(STUDY TEXT Opens)

# JavaScript function for the get the formatted date of tomorrow

I need a JavaScript-function which always computes the date of the next day. Then returns the date as a string, formatted in the way: dd.mm.yyyy

I wrote this code:

const getDateStringForTomorrow = () => {
const millisOfDay = 1000 * 60 * 60 * 24;
const oTomorrow = new Date(Date.now() + millisOfDay);
const day = ("0" + oTomorrow.getDate()).slice(-2);
const month = ("0" + (oTomorrow.getMonth() + 1)).slice(-2);
const year = oTomorrow.getFullYear();

return ${day}.${month}.\${year};
};

console.log(getDateStringForTomorrow());

Can I expect my function to work as expected and to provide correct results?

What't your opinion about the way I have written the function? To you think it's overly verbose?

(STUDY TEXT Closes)
(DATA EXTRACT Opens)

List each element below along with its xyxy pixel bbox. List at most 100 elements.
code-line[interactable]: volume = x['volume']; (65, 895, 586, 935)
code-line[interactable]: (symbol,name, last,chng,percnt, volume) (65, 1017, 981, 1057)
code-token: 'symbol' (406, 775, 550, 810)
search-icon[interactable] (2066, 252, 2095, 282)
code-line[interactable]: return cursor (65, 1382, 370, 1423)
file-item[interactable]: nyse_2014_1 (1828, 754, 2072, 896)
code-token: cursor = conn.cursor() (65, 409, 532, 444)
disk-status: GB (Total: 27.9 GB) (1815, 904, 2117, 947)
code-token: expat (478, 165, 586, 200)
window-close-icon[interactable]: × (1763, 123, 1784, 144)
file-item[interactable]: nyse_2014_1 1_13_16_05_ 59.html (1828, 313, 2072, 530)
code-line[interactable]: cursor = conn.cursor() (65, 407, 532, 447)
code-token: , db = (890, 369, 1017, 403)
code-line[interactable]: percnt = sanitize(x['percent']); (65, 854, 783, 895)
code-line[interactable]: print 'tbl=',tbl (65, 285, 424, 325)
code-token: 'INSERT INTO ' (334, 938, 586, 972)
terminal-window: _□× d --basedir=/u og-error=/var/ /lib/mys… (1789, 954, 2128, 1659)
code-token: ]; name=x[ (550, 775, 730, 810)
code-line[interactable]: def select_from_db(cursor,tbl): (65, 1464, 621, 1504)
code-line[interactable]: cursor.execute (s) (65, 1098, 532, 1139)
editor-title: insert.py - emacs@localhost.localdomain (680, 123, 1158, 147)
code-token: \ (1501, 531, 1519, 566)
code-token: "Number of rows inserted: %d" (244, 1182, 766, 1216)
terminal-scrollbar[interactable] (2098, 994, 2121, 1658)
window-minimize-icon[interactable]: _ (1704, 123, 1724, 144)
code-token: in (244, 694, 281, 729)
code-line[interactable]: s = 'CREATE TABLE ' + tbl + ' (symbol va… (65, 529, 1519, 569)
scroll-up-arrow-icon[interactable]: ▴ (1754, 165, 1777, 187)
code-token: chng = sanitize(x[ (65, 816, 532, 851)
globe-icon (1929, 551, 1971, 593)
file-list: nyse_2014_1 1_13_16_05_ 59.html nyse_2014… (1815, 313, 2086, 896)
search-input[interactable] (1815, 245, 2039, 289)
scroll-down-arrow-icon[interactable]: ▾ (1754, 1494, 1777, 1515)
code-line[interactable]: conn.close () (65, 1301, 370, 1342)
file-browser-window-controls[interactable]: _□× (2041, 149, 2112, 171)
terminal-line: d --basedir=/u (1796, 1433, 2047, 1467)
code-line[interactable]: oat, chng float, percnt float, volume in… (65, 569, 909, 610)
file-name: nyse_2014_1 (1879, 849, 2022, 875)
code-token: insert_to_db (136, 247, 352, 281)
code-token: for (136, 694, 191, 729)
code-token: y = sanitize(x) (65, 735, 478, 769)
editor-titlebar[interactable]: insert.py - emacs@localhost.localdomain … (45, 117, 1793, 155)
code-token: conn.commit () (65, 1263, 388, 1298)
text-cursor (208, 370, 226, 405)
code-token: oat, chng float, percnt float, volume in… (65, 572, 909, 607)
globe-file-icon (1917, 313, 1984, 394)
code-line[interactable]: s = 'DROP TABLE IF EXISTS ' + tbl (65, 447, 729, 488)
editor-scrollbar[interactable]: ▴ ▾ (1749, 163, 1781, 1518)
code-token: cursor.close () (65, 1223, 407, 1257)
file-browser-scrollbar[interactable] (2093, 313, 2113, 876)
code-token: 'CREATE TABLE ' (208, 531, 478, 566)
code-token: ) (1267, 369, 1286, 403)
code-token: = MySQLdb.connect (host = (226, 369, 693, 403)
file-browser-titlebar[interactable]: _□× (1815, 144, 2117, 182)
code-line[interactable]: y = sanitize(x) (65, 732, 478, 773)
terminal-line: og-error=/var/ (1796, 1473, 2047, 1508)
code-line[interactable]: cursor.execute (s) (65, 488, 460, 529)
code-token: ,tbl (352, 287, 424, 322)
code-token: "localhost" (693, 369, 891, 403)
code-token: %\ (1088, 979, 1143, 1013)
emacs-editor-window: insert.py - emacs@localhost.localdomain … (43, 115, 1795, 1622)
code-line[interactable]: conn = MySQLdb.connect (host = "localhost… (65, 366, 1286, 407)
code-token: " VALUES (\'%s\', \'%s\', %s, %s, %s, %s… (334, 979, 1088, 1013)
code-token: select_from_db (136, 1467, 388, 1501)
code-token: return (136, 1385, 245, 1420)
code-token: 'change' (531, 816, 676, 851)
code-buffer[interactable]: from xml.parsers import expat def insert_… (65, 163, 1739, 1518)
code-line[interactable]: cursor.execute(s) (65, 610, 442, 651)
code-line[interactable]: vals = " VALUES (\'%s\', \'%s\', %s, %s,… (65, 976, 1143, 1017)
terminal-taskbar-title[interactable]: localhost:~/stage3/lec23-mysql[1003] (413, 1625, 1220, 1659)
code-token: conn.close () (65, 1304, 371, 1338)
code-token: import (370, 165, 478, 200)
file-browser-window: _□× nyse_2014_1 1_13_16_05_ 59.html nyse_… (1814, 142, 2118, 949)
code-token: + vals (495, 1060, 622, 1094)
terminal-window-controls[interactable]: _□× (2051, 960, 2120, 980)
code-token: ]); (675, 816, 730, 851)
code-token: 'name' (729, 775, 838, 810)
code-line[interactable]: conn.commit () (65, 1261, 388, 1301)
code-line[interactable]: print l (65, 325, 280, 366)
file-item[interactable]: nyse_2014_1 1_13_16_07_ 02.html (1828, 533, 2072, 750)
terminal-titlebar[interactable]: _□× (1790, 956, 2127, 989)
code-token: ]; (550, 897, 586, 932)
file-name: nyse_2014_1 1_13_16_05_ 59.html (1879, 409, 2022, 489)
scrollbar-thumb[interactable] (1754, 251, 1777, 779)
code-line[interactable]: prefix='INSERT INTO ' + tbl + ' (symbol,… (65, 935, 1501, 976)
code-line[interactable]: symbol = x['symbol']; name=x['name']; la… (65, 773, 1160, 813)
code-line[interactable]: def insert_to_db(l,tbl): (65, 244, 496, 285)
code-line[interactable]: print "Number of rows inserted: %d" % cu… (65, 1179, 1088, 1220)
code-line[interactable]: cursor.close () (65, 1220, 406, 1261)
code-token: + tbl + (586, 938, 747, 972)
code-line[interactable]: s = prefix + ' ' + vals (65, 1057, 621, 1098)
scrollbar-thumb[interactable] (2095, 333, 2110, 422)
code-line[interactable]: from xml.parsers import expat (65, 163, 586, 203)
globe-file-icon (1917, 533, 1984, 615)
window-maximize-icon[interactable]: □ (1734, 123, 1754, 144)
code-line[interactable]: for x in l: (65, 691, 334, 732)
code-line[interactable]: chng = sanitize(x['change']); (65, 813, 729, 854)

(DATA EXTRACT Closes)

▶ **ACTIONS TO TAKE**:
1. Sum up the JavaScript question in two sentences.
2. Copy out the part of the JavaScript question starting at "Can I expect" and ending at "it's overly verbose?".

▶ **EXERCISE RESPONSES**:
1. The writer needs a JavaScript function that works out the date of the next day and returns it as a string in the form dd.mm.yyyy. They share code that adds one day's worth of milliseconds to the current time and pads the day and month with zeros, then ask if it will give correct results and if it is overly verbose.

2.
Can I expect my function to work as expected and to provide correct results?

What't your opinion about the way I have written the function? To you think it's overly verbose?